In the entries below, find every line with "screenshot" and copy it.

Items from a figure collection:
• • • •
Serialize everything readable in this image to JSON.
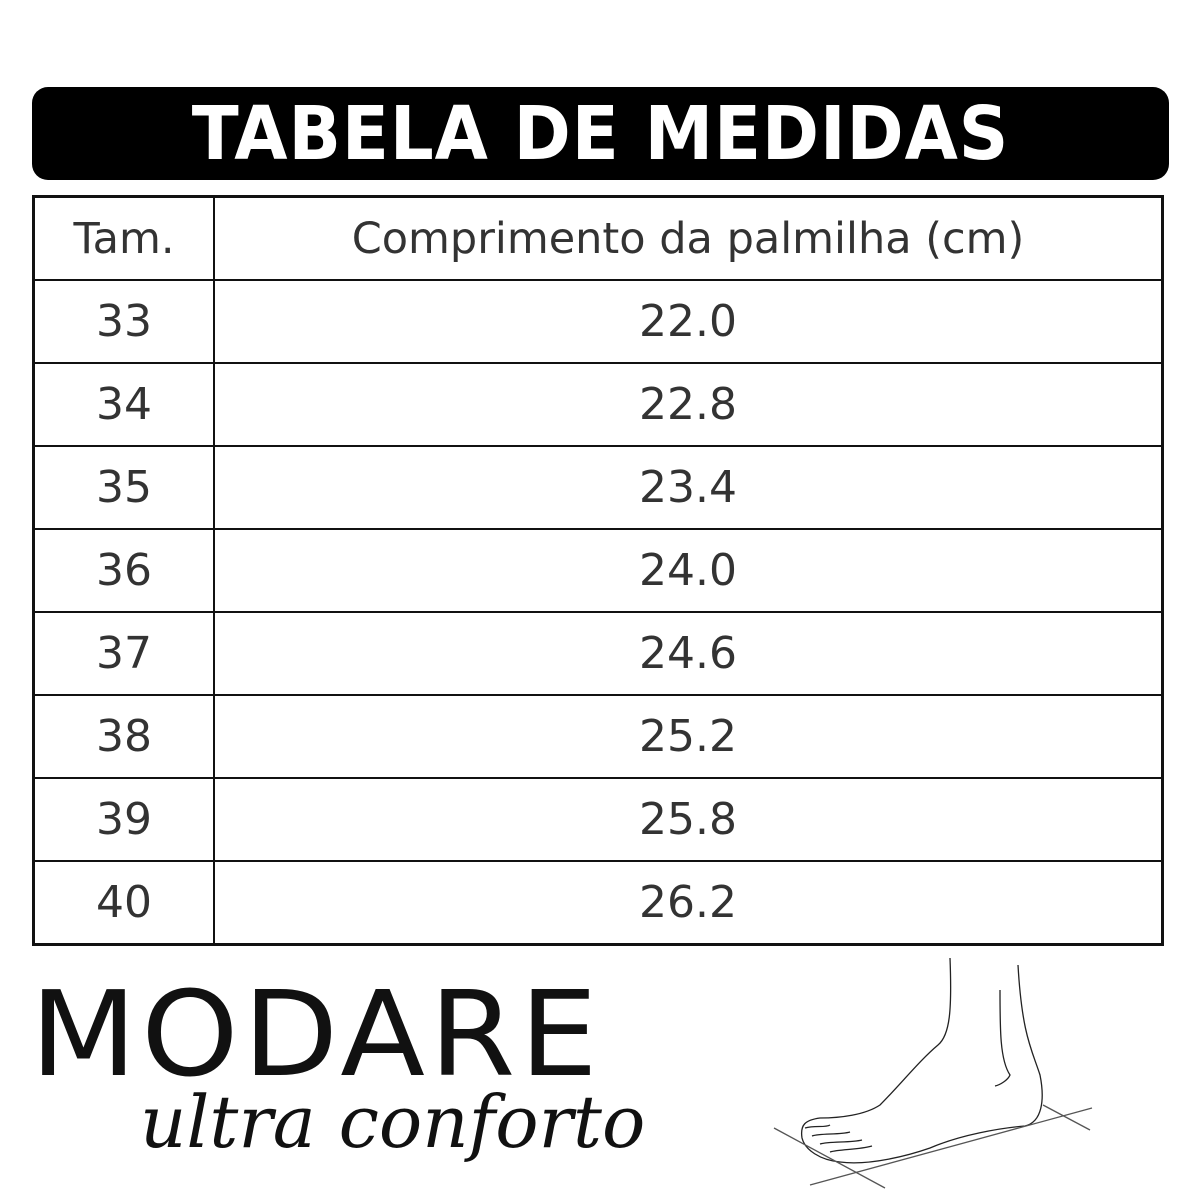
{
  "title": "TABELA DE MEDIDAS",
  "table": {
    "headers": [
      "Tam.",
      "Comprimento da palmilha (cm)"
    ],
    "rows": [
      [
        "33",
        "22.0"
      ],
      [
        "34",
        "22.8"
      ],
      [
        "35",
        "23.4"
      ],
      [
        "36",
        "24.0"
      ],
      [
        "37",
        "24.6"
      ],
      [
        "38",
        "25.2"
      ],
      [
        "39",
        "25.8"
      ],
      [
        "40",
        "26.2"
      ]
    ]
  },
  "logo": {
    "brand": "MODARE",
    "tagline": "ultra conforto"
  },
  "illustration": "foot-measurement-icon"
}
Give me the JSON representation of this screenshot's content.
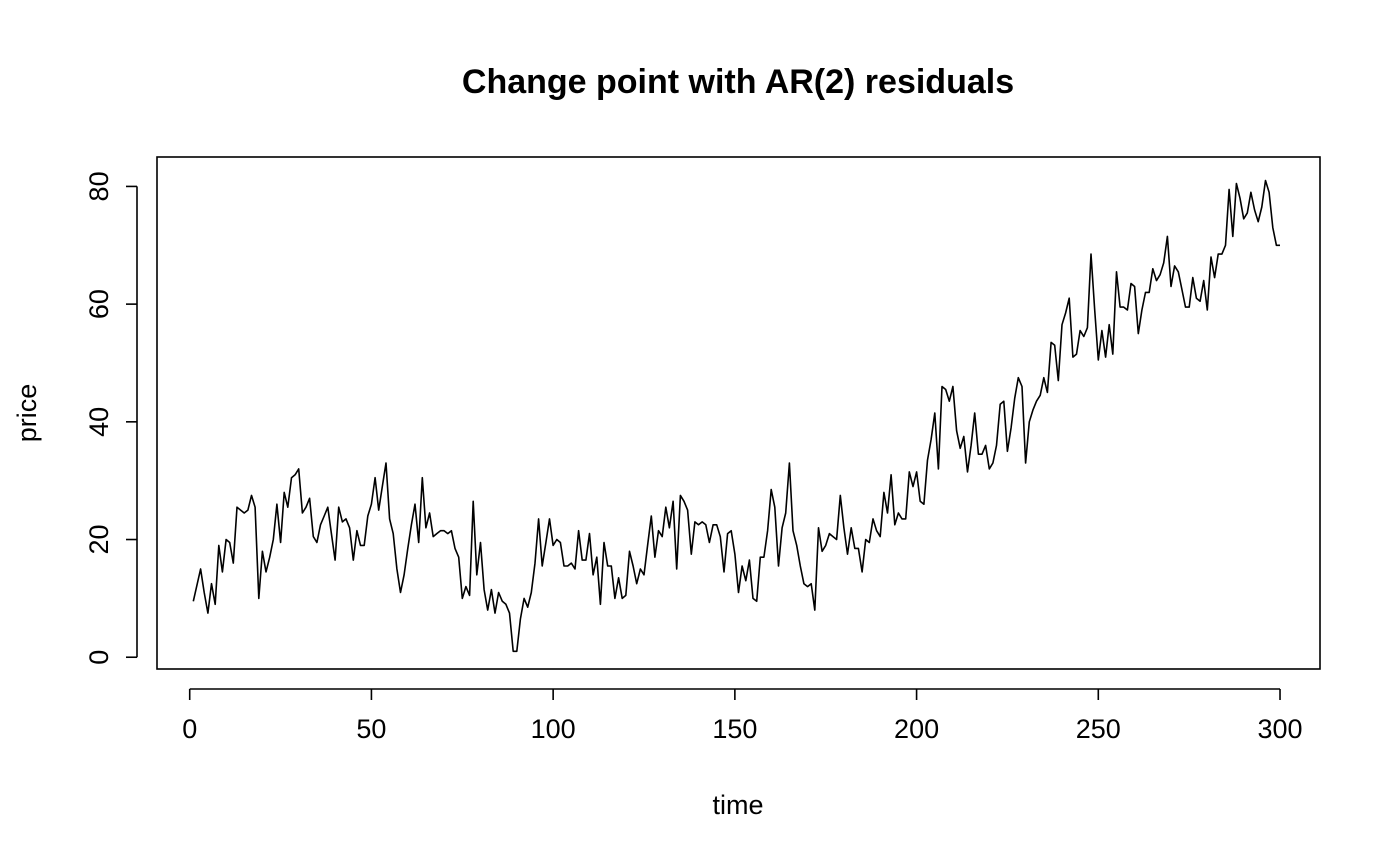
{
  "chart_data": {
    "type": "line",
    "title": "Change point with AR(2) residuals",
    "xlabel": "time",
    "ylabel": "price",
    "xlim": [
      -9,
      311
    ],
    "ylim": [
      -2,
      85
    ],
    "x_ticks": [
      0,
      50,
      100,
      150,
      200,
      250,
      300
    ],
    "y_ticks": [
      0,
      20,
      40,
      60,
      80
    ],
    "x_tick_labels": [
      "0",
      "50",
      "100",
      "150",
      "200",
      "250",
      "300"
    ],
    "y_tick_labels": [
      "0",
      "20",
      "40",
      "60",
      "80"
    ],
    "grid": false,
    "legend": "none",
    "series": [
      {
        "x": [
          1,
          3,
          4,
          5,
          6,
          7,
          8,
          9,
          10,
          11,
          12,
          13,
          14,
          15,
          16,
          17,
          18,
          19,
          20,
          21,
          22,
          23,
          24,
          25,
          26,
          27,
          28,
          29,
          30,
          31,
          32,
          33,
          34,
          35,
          36,
          37,
          38,
          39,
          40,
          41,
          42,
          43,
          44,
          45,
          46,
          47,
          48,
          49,
          50,
          51,
          52,
          53,
          54,
          55,
          56,
          57,
          58,
          59,
          60,
          61,
          62,
          63,
          64,
          65,
          66,
          67,
          68,
          69,
          70,
          71,
          72,
          73,
          74,
          75,
          76,
          77,
          78,
          79,
          80,
          81,
          82,
          83,
          84,
          85,
          86,
          87,
          88,
          89,
          90,
          91,
          92,
          93,
          94,
          95,
          96,
          97,
          98,
          99,
          100,
          101,
          102,
          103,
          104,
          105,
          106,
          107,
          108,
          109,
          110,
          111,
          112,
          113,
          114,
          115,
          116,
          117,
          118,
          119,
          120,
          121,
          122,
          123,
          124,
          125,
          126,
          127,
          128,
          129,
          130,
          131,
          132,
          133,
          134,
          135,
          136,
          137,
          138,
          139,
          140,
          141,
          142,
          143,
          144,
          145,
          146,
          147,
          148,
          149,
          150,
          151,
          152,
          153,
          154,
          155,
          156,
          157,
          158,
          159,
          160,
          161,
          162,
          163,
          164,
          165,
          166,
          167,
          168,
          169,
          170,
          171,
          172,
          173,
          174,
          175,
          176,
          177,
          178,
          179,
          180,
          181,
          182,
          183,
          184,
          185,
          186,
          187,
          188,
          189,
          190,
          191,
          192,
          193,
          194,
          195,
          196,
          197,
          198,
          199,
          200,
          201,
          202,
          203,
          204,
          205,
          206,
          207,
          208,
          209,
          210,
          211,
          212,
          213,
          214,
          215,
          216,
          217,
          218,
          219,
          220,
          221,
          222,
          223,
          224,
          225,
          226,
          227,
          228,
          229,
          230,
          231,
          232,
          233,
          234,
          235,
          236,
          237,
          238,
          239,
          240,
          241,
          242,
          243,
          244,
          245,
          246,
          247,
          248,
          249,
          250,
          251,
          252,
          253,
          254,
          255,
          256,
          257,
          258,
          259,
          260,
          261,
          262,
          263,
          264,
          265,
          266,
          267,
          268,
          269,
          270,
          271,
          272,
          273,
          274,
          275,
          276,
          277,
          278,
          279,
          280,
          281,
          282,
          283,
          284,
          285,
          286,
          287,
          288,
          289,
          290,
          291,
          292,
          293,
          294,
          295,
          296,
          297,
          298,
          299,
          300
        ],
        "y": [
          9.5,
          15.0,
          11.0,
          7.5,
          12.5,
          9.0,
          19.0,
          14.5,
          20.0,
          19.5,
          16.0,
          25.5,
          25.0,
          24.5,
          25.0,
          27.5,
          25.5,
          10.0,
          18.0,
          14.5,
          17.0,
          20.0,
          26.0,
          19.5,
          28.0,
          25.5,
          30.5,
          31.0,
          32.0,
          24.5,
          25.5,
          27.0,
          20.5,
          19.5,
          22.5,
          24.0,
          25.5,
          21.0,
          16.5,
          25.5,
          23.0,
          23.5,
          22.0,
          16.5,
          21.5,
          19.0,
          19.0,
          24.0,
          26.0,
          30.5,
          25.0,
          29.0,
          33.0,
          23.5,
          21.0,
          15.0,
          11.0,
          14.0,
          18.5,
          22.5,
          26.0,
          19.5,
          30.5,
          22.0,
          24.5,
          20.5,
          21.0,
          21.5,
          21.5,
          21.0,
          21.5,
          18.5,
          17.0,
          10.0,
          12.0,
          10.5,
          26.5,
          14.0,
          19.5,
          11.5,
          8.0,
          11.5,
          7.5,
          11.0,
          9.5,
          9.0,
          7.5,
          1.0,
          1.0,
          6.5,
          10.0,
          8.5,
          11.0,
          16.0,
          23.5,
          15.5,
          19.5,
          23.5,
          19.0,
          20.0,
          19.5,
          15.5,
          15.5,
          16.0,
          15.0,
          21.5,
          16.5,
          16.5,
          21.0,
          14.0,
          17.0,
          9.0,
          19.5,
          15.5,
          15.5,
          10.0,
          13.5,
          10.0,
          10.5,
          18.0,
          15.5,
          12.5,
          15.0,
          14.0,
          19.0,
          24.0,
          17.0,
          21.5,
          20.5,
          25.5,
          22.0,
          26.5,
          15.0,
          27.5,
          26.5,
          25.0,
          17.5,
          23.0,
          22.5,
          23.0,
          22.5,
          19.5,
          22.5,
          22.5,
          20.5,
          14.5,
          21.0,
          21.5,
          17.5,
          11.0,
          15.5,
          13.0,
          16.5,
          10.0,
          9.5,
          17.0,
          17.0,
          21.5,
          28.5,
          25.5,
          15.5,
          22.0,
          24.5,
          33.0,
          21.5,
          19.0,
          15.5,
          12.5,
          12.0,
          12.5,
          8.0,
          22.0,
          18.0,
          19.0,
          21.0,
          20.5,
          20.0,
          27.5,
          22.0,
          17.5,
          22.0,
          18.5,
          18.5,
          14.5,
          20.0,
          19.5,
          23.5,
          21.5,
          20.5,
          28.0,
          24.5,
          31.0,
          22.5,
          24.5,
          23.5,
          23.5,
          31.5,
          29.0,
          31.5,
          26.5,
          26.0,
          33.5,
          37.0,
          41.5,
          32.0,
          46.0,
          45.5,
          43.5,
          46.0,
          38.5,
          35.5,
          37.5,
          31.5,
          36.0,
          41.5,
          34.5,
          34.5,
          36.0,
          32.0,
          33.0,
          36.0,
          43.0,
          43.5,
          35.0,
          39.0,
          44.0,
          47.5,
          46.0,
          33.0,
          40.0,
          42.0,
          43.5,
          44.5,
          47.5,
          45.0,
          53.5,
          53.0,
          47.0,
          56.5,
          58.5,
          61.0,
          51.0,
          51.5,
          55.5,
          54.5,
          56.0,
          68.5,
          59.0,
          50.5,
          55.5,
          51.0,
          56.5,
          51.5,
          65.5,
          59.5,
          59.5,
          59.0,
          63.5,
          63.0,
          55.0,
          59.0,
          62.0,
          62.0,
          66.0,
          64.0,
          65.0,
          67.0,
          71.5,
          63.0,
          66.5,
          65.5,
          62.5,
          59.5,
          59.5,
          64.5,
          61.0,
          60.5,
          64.0,
          59.0,
          68.0,
          64.5,
          68.5,
          68.5,
          70.0,
          79.5,
          71.5,
          80.5,
          78.0,
          74.5,
          75.5,
          79.0,
          76.0,
          74.0,
          76.5,
          81.0,
          79.0,
          73.0,
          70.0,
          70.0
        ]
      }
    ]
  }
}
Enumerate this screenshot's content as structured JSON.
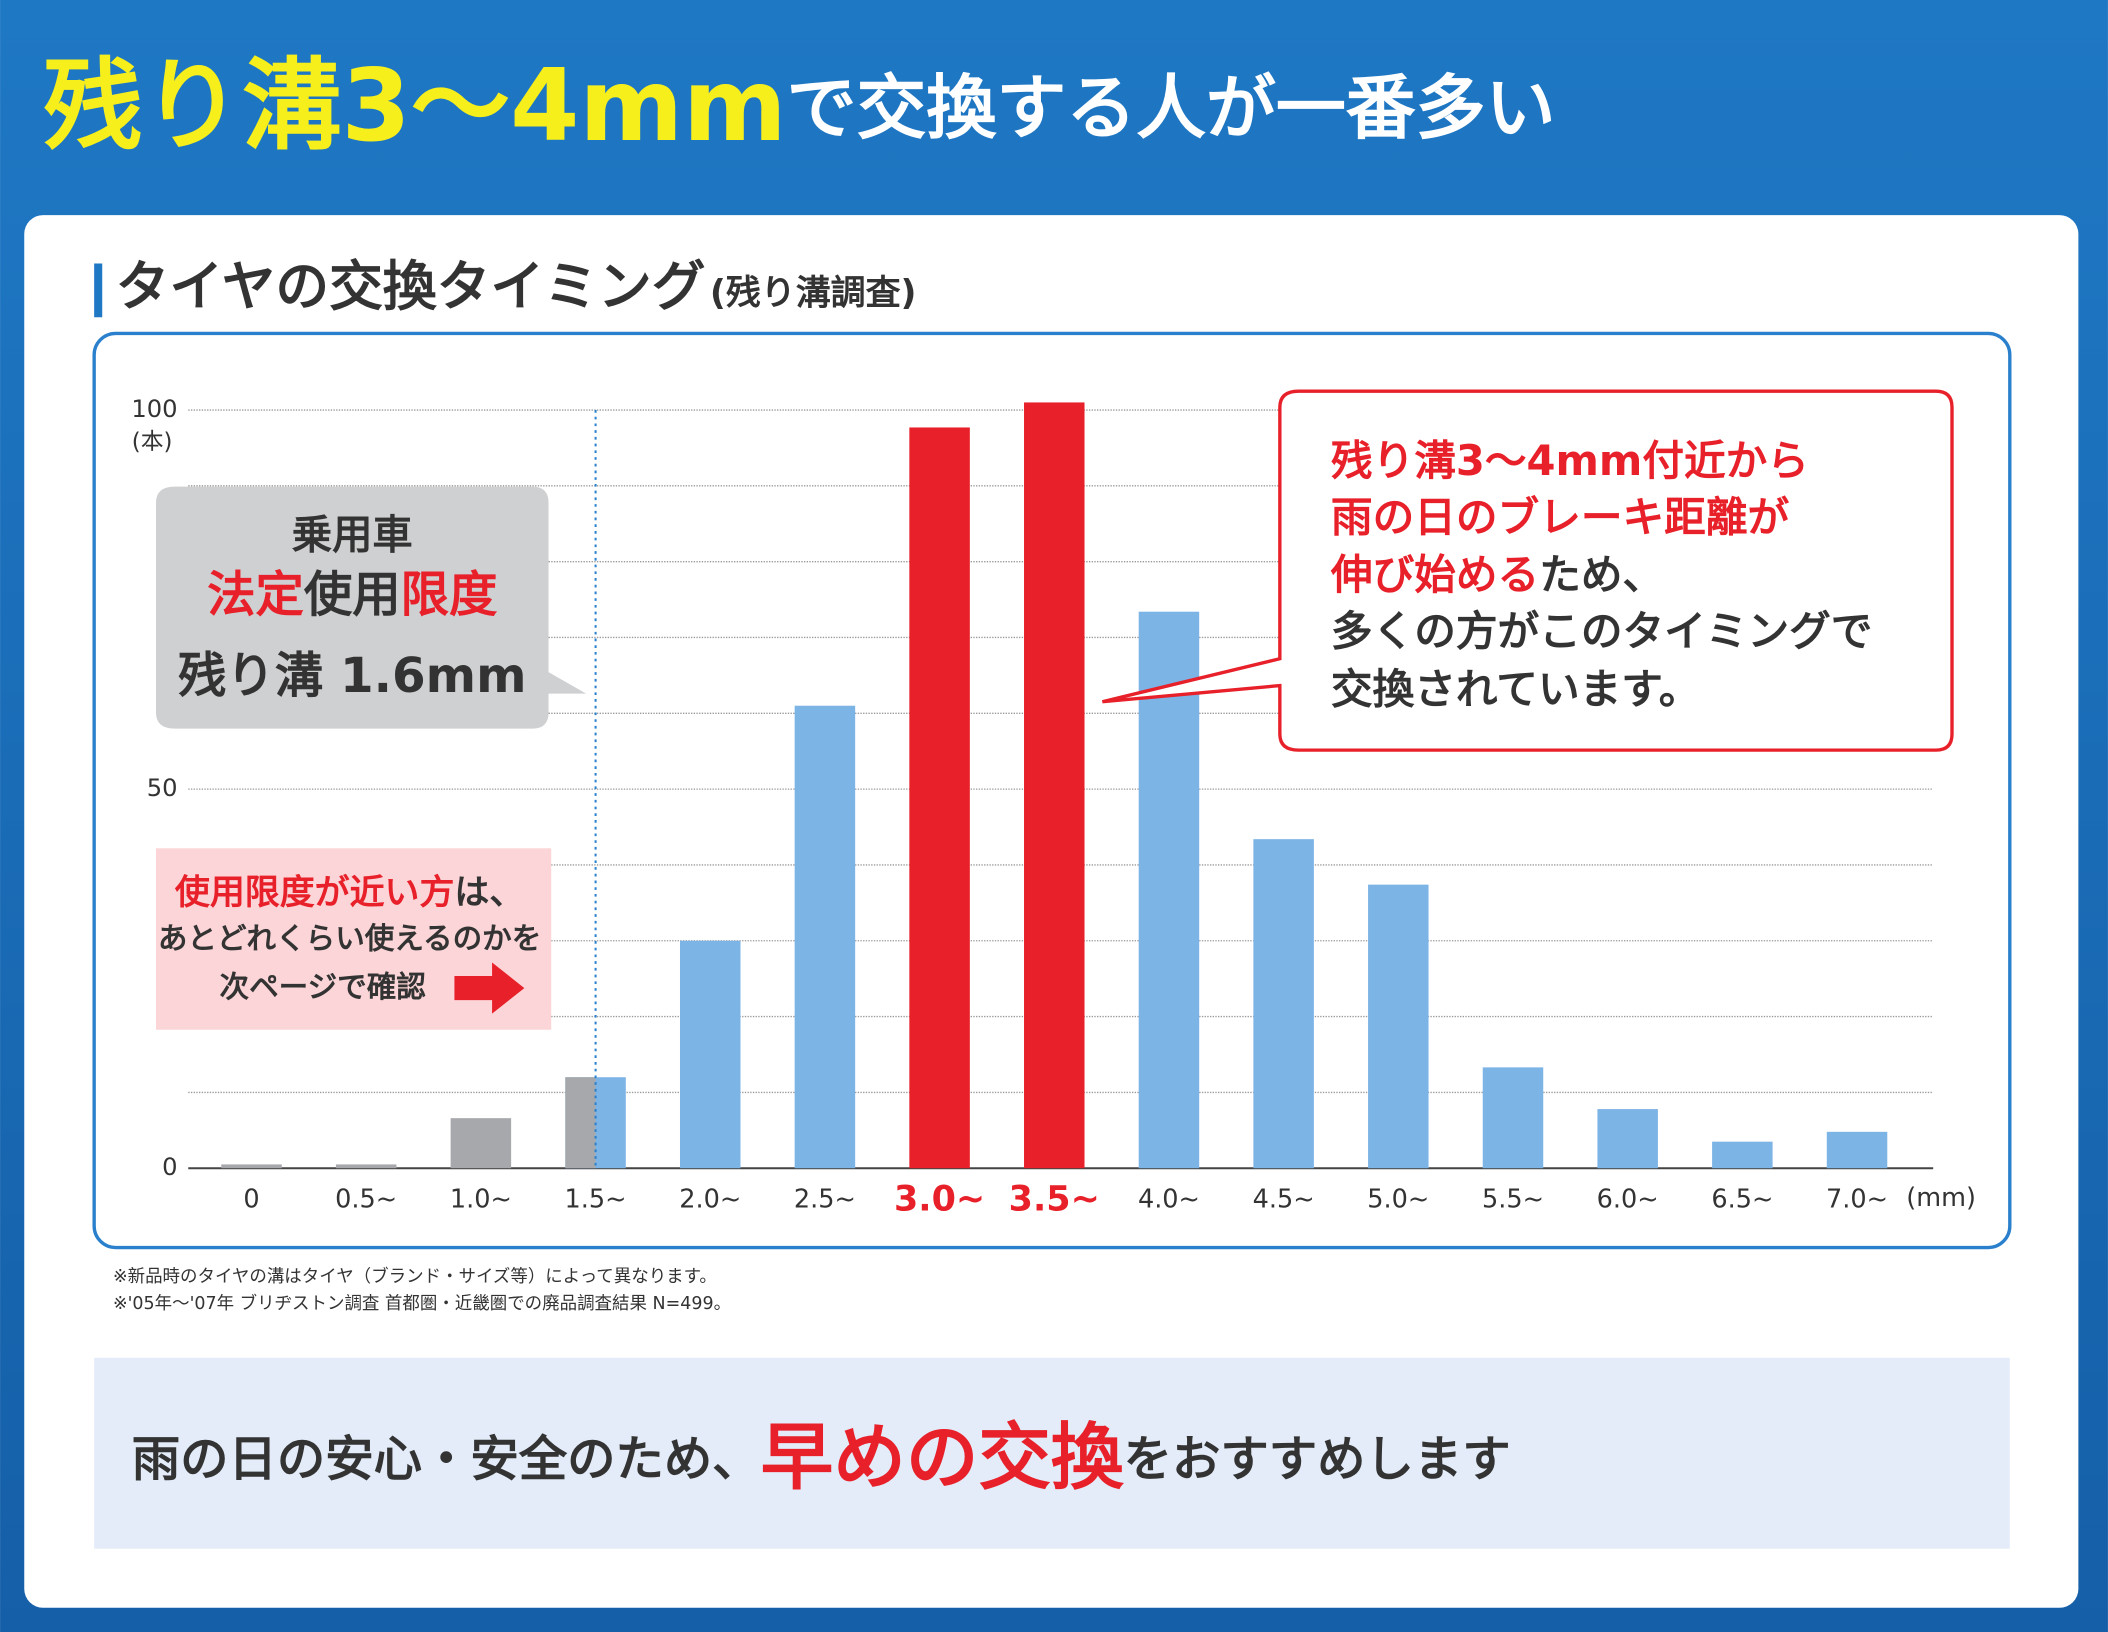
• • • •
RESULT:
Give me the JSON representation of this screenshot's content.
Enumerate this screenshot's content as structured JSON.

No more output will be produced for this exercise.